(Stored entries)
◆ ◆ ◆ ◆ ◆ ◆ ◆
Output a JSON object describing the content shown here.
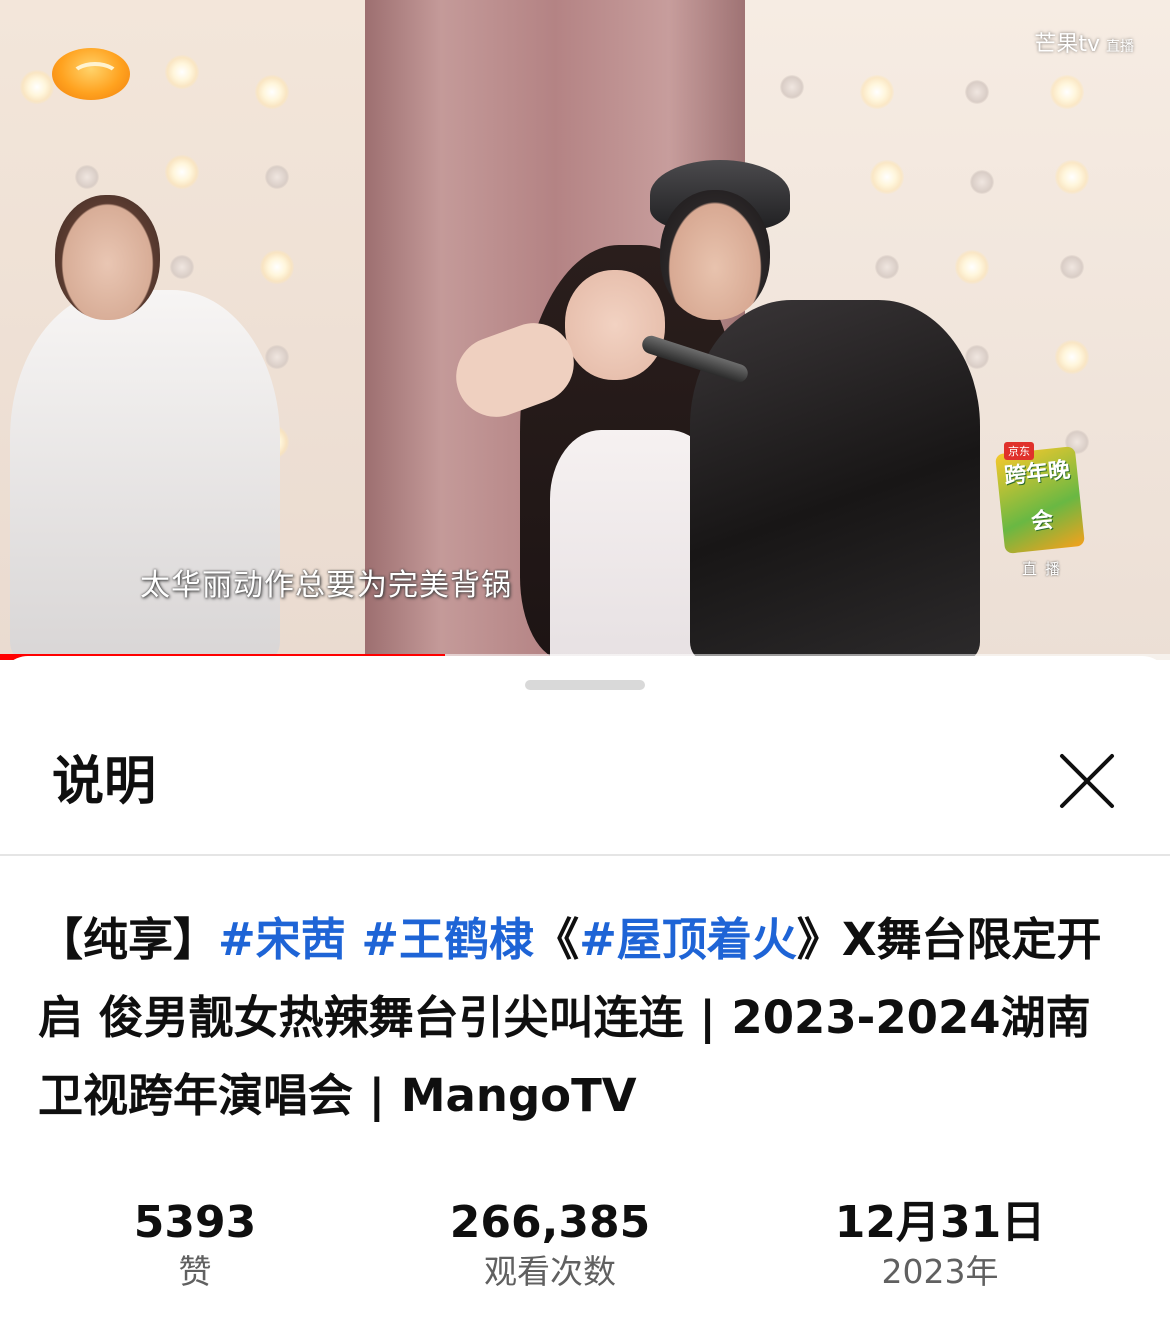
{
  "video": {
    "watermark_brand": "芒果tv",
    "watermark_live": "直播",
    "subtitle": "太华丽动作总要为完美背锅",
    "badge_sponsor": "京东",
    "badge_title": "跨年晚会",
    "badge_live": "直播",
    "progress_fraction": 0.38,
    "colors": {
      "progress": "#ff0000",
      "logo": "#ffa21f"
    }
  },
  "sheet": {
    "title": "说明",
    "close_icon": "close-icon",
    "video_title": {
      "prefix": "【纯享】",
      "tag1": "#宋茜",
      "tag2": "#王鹤棣",
      "open_bracket": "《",
      "tag3": "#屋顶着火",
      "rest": "》X舞台限定开启 俊男靓女热辣舞台引尖叫连连 | 2023-2024湖南卫视跨年演唱会 | MangoTV"
    },
    "stats": [
      {
        "value": "5393",
        "label": "赞"
      },
      {
        "value": "266,385",
        "label": "观看次数"
      },
      {
        "value": "12月31日",
        "label": "2023年"
      }
    ],
    "colors": {
      "tag": "#1e64d6",
      "title": "#0f0f0f",
      "muted": "#606060"
    }
  }
}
◆ ◆ ◆ ◆ ◆ ◆ ◆
▸ **Problem**
Copy the material above exactly and drop the pictures.

▸ **Result**
Output a JSON object describing the content shown here.
{
  "video": {
    "watermark_brand": "芒果tv",
    "watermark_live": "直播",
    "subtitle": "太华丽动作总要为完美背锅",
    "badge_sponsor": "京东",
    "badge_title": "跨年晚会",
    "badge_live": "直播",
    "progress_fraction": 0.38,
    "colors": {
      "progress": "#ff0000",
      "logo": "#ffa21f"
    }
  },
  "sheet": {
    "title": "说明",
    "close_icon": "close-icon",
    "video_title": {
      "prefix": "【纯享】",
      "tag1": "#宋茜",
      "tag2": "#王鹤棣",
      "open_bracket": "《",
      "tag3": "#屋顶着火",
      "rest": "》X舞台限定开启 俊男靓女热辣舞台引尖叫连连 | 2023-2024湖南卫视跨年演唱会 | MangoTV"
    },
    "stats": [
      {
        "value": "5393",
        "label": "赞"
      },
      {
        "value": "266,385",
        "label": "观看次数"
      },
      {
        "value": "12月31日",
        "label": "2023年"
      }
    ],
    "colors": {
      "tag": "#1e64d6",
      "title": "#0f0f0f",
      "muted": "#606060"
    }
  }
}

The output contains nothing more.